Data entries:
_ _ _
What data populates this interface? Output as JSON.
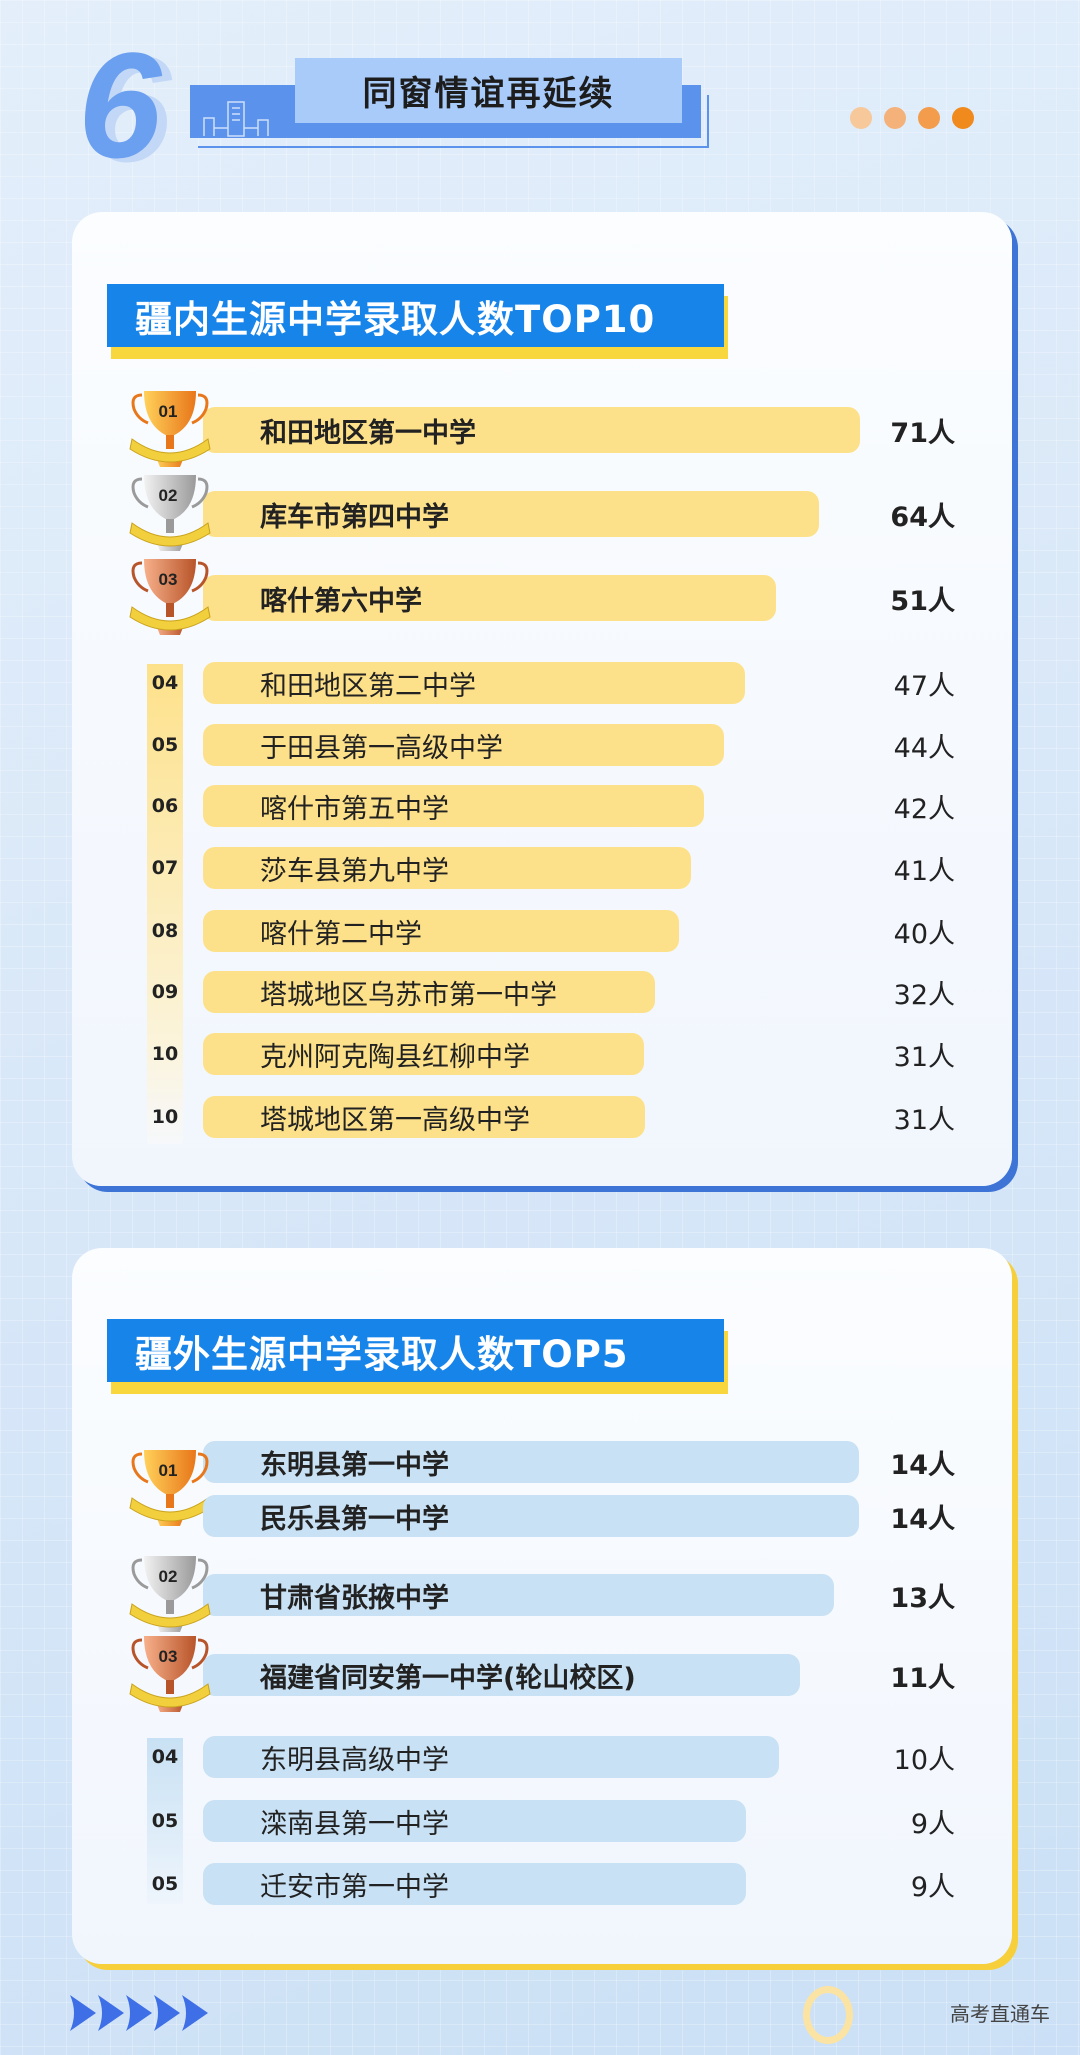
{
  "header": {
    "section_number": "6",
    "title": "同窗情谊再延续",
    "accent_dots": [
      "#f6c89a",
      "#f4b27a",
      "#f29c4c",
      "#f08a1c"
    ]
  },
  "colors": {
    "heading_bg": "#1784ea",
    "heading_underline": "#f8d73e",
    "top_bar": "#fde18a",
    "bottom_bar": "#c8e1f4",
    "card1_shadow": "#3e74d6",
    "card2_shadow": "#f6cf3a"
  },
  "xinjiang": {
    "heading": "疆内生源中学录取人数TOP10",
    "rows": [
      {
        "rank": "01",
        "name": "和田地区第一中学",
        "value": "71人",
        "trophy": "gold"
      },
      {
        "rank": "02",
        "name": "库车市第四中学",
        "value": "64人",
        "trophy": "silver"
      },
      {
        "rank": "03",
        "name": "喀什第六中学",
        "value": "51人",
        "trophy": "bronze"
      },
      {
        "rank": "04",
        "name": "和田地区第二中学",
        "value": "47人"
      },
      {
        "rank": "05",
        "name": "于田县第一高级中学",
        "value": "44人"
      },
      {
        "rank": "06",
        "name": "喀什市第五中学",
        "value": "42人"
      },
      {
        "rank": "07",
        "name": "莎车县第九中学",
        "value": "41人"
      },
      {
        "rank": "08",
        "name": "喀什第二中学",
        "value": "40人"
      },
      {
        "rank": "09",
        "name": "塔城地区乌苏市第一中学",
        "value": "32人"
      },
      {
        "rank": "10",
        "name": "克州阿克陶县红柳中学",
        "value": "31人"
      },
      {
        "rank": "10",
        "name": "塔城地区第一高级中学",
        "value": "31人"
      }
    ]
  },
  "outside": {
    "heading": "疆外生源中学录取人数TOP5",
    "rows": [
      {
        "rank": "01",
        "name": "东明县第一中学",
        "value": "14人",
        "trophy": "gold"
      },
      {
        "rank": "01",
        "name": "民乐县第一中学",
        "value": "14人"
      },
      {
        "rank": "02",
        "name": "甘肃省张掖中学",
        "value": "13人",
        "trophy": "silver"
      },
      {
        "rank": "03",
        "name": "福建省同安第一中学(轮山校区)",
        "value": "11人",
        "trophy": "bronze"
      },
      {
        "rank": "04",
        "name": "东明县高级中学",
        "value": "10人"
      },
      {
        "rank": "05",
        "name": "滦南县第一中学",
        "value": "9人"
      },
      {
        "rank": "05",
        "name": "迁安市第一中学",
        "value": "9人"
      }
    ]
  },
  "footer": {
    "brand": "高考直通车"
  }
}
_ _ _
## Direction
Each entry must be retyped word for word, with every image omitted.

## Answer to the exercise
What data populates this interface? Output as JSON.
{
  "header": {
    "section_number": "6",
    "title": "同窗情谊再延续",
    "accent_dots": [
      "#f6c89a",
      "#f4b27a",
      "#f29c4c",
      "#f08a1c"
    ]
  },
  "colors": {
    "heading_bg": "#1784ea",
    "heading_underline": "#f8d73e",
    "top_bar": "#fde18a",
    "bottom_bar": "#c8e1f4",
    "card1_shadow": "#3e74d6",
    "card2_shadow": "#f6cf3a"
  },
  "xinjiang": {
    "heading": "疆内生源中学录取人数TOP10",
    "rows": [
      {
        "rank": "01",
        "name": "和田地区第一中学",
        "value": "71人",
        "trophy": "gold"
      },
      {
        "rank": "02",
        "name": "库车市第四中学",
        "value": "64人",
        "trophy": "silver"
      },
      {
        "rank": "03",
        "name": "喀什第六中学",
        "value": "51人",
        "trophy": "bronze"
      },
      {
        "rank": "04",
        "name": "和田地区第二中学",
        "value": "47人"
      },
      {
        "rank": "05",
        "name": "于田县第一高级中学",
        "value": "44人"
      },
      {
        "rank": "06",
        "name": "喀什市第五中学",
        "value": "42人"
      },
      {
        "rank": "07",
        "name": "莎车县第九中学",
        "value": "41人"
      },
      {
        "rank": "08",
        "name": "喀什第二中学",
        "value": "40人"
      },
      {
        "rank": "09",
        "name": "塔城地区乌苏市第一中学",
        "value": "32人"
      },
      {
        "rank": "10",
        "name": "克州阿克陶县红柳中学",
        "value": "31人"
      },
      {
        "rank": "10",
        "name": "塔城地区第一高级中学",
        "value": "31人"
      }
    ]
  },
  "outside": {
    "heading": "疆外生源中学录取人数TOP5",
    "rows": [
      {
        "rank": "01",
        "name": "东明县第一中学",
        "value": "14人",
        "trophy": "gold"
      },
      {
        "rank": "01",
        "name": "民乐县第一中学",
        "value": "14人"
      },
      {
        "rank": "02",
        "name": "甘肃省张掖中学",
        "value": "13人",
        "trophy": "silver"
      },
      {
        "rank": "03",
        "name": "福建省同安第一中学(轮山校区)",
        "value": "11人",
        "trophy": "bronze"
      },
      {
        "rank": "04",
        "name": "东明县高级中学",
        "value": "10人"
      },
      {
        "rank": "05",
        "name": "滦南县第一中学",
        "value": "9人"
      },
      {
        "rank": "05",
        "name": "迁安市第一中学",
        "value": "9人"
      }
    ]
  },
  "footer": {
    "brand": "高考直通车"
  }
}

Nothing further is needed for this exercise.